*WHAT IS BEING ASKED*.
Leave out the pictures and restate the rest of the data exactly.

*SUPPLIED RECORDS*.

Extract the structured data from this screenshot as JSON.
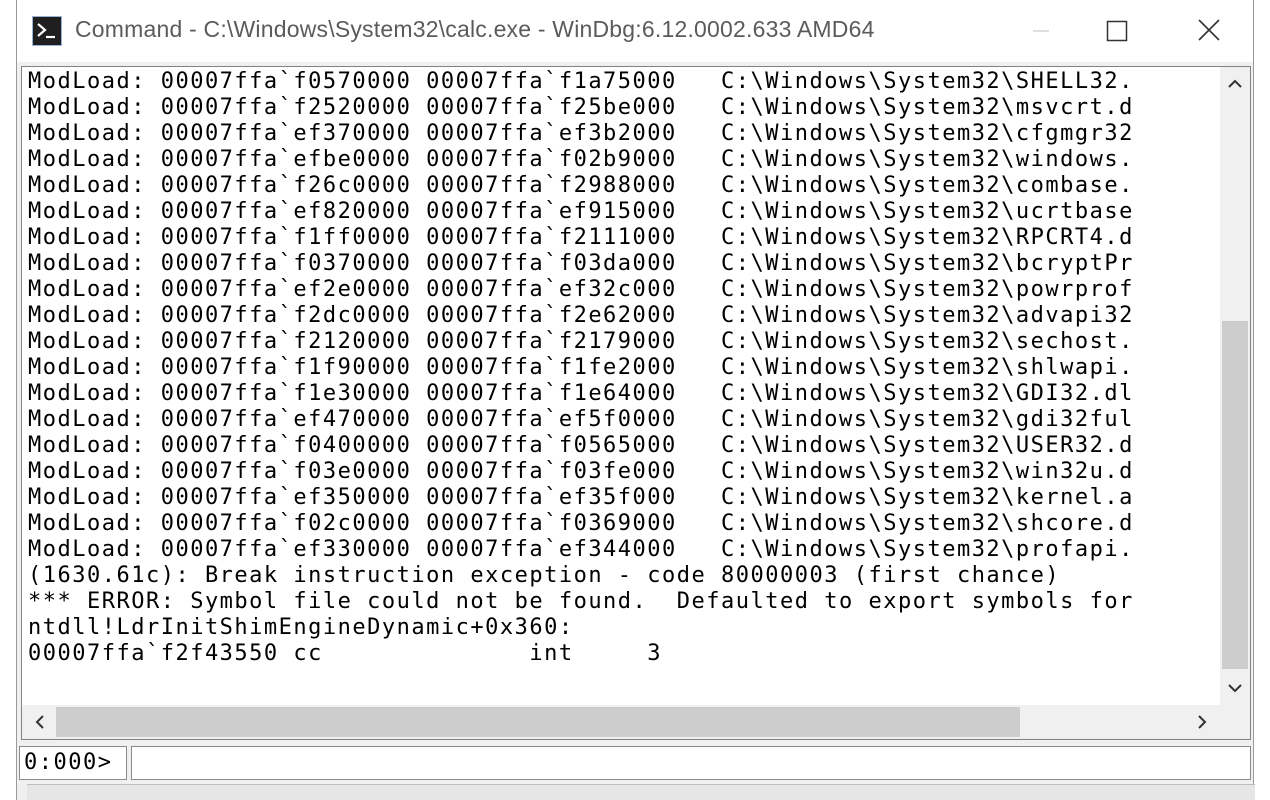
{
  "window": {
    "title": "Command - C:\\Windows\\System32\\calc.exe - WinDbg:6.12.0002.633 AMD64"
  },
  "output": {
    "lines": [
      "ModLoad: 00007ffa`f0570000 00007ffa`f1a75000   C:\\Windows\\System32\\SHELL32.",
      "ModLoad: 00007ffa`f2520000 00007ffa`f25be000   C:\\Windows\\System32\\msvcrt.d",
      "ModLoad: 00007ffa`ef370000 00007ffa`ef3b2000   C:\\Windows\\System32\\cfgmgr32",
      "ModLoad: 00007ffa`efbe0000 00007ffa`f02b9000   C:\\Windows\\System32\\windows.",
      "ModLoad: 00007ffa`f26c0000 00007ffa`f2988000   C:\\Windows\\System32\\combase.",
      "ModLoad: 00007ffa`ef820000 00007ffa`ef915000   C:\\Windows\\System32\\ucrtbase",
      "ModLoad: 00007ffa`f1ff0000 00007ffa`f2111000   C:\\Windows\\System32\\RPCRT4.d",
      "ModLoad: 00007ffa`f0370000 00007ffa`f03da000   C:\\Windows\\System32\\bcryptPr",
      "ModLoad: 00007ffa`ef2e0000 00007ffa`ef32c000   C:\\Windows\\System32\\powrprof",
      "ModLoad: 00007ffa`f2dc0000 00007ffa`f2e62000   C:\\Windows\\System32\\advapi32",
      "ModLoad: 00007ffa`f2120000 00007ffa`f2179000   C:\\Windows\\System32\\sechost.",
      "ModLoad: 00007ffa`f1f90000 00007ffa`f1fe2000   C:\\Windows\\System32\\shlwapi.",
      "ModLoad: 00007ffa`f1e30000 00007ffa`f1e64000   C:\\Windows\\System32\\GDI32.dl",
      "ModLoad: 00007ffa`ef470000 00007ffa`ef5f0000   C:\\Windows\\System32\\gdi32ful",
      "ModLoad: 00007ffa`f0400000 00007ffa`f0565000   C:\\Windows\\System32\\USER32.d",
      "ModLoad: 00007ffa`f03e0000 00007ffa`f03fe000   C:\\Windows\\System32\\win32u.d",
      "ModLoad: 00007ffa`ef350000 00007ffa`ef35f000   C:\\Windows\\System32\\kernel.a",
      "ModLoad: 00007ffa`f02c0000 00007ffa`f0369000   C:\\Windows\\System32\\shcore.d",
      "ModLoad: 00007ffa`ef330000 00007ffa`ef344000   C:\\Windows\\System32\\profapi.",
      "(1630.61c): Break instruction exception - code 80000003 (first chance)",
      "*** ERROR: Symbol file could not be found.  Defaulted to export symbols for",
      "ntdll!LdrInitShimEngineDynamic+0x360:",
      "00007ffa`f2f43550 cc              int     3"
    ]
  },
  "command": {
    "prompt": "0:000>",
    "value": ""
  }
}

*FULL SOLUTION*.
Extract the structured data from this screenshot as JSON.
{
  "window": {
    "title": "Command - C:\\Windows\\System32\\calc.exe - WinDbg:6.12.0002.633 AMD64"
  },
  "output": {
    "lines": [
      "ModLoad: 00007ffa`f0570000 00007ffa`f1a75000   C:\\Windows\\System32\\SHELL32.",
      "ModLoad: 00007ffa`f2520000 00007ffa`f25be000   C:\\Windows\\System32\\msvcrt.d",
      "ModLoad: 00007ffa`ef370000 00007ffa`ef3b2000   C:\\Windows\\System32\\cfgmgr32",
      "ModLoad: 00007ffa`efbe0000 00007ffa`f02b9000   C:\\Windows\\System32\\windows.",
      "ModLoad: 00007ffa`f26c0000 00007ffa`f2988000   C:\\Windows\\System32\\combase.",
      "ModLoad: 00007ffa`ef820000 00007ffa`ef915000   C:\\Windows\\System32\\ucrtbase",
      "ModLoad: 00007ffa`f1ff0000 00007ffa`f2111000   C:\\Windows\\System32\\RPCRT4.d",
      "ModLoad: 00007ffa`f0370000 00007ffa`f03da000   C:\\Windows\\System32\\bcryptPr",
      "ModLoad: 00007ffa`ef2e0000 00007ffa`ef32c000   C:\\Windows\\System32\\powrprof",
      "ModLoad: 00007ffa`f2dc0000 00007ffa`f2e62000   C:\\Windows\\System32\\advapi32",
      "ModLoad: 00007ffa`f2120000 00007ffa`f2179000   C:\\Windows\\System32\\sechost.",
      "ModLoad: 00007ffa`f1f90000 00007ffa`f1fe2000   C:\\Windows\\System32\\shlwapi.",
      "ModLoad: 00007ffa`f1e30000 00007ffa`f1e64000   C:\\Windows\\System32\\GDI32.dl",
      "ModLoad: 00007ffa`ef470000 00007ffa`ef5f0000   C:\\Windows\\System32\\gdi32ful",
      "ModLoad: 00007ffa`f0400000 00007ffa`f0565000   C:\\Windows\\System32\\USER32.d",
      "ModLoad: 00007ffa`f03e0000 00007ffa`f03fe000   C:\\Windows\\System32\\win32u.d",
      "ModLoad: 00007ffa`ef350000 00007ffa`ef35f000   C:\\Windows\\System32\\kernel.a",
      "ModLoad: 00007ffa`f02c0000 00007ffa`f0369000   C:\\Windows\\System32\\shcore.d",
      "ModLoad: 00007ffa`ef330000 00007ffa`ef344000   C:\\Windows\\System32\\profapi.",
      "(1630.61c): Break instruction exception - code 80000003 (first chance)",
      "*** ERROR: Symbol file could not be found.  Defaulted to export symbols for",
      "ntdll!LdrInitShimEngineDynamic+0x360:",
      "00007ffa`f2f43550 cc              int     3"
    ]
  },
  "command": {
    "prompt": "0:000>",
    "value": ""
  }
}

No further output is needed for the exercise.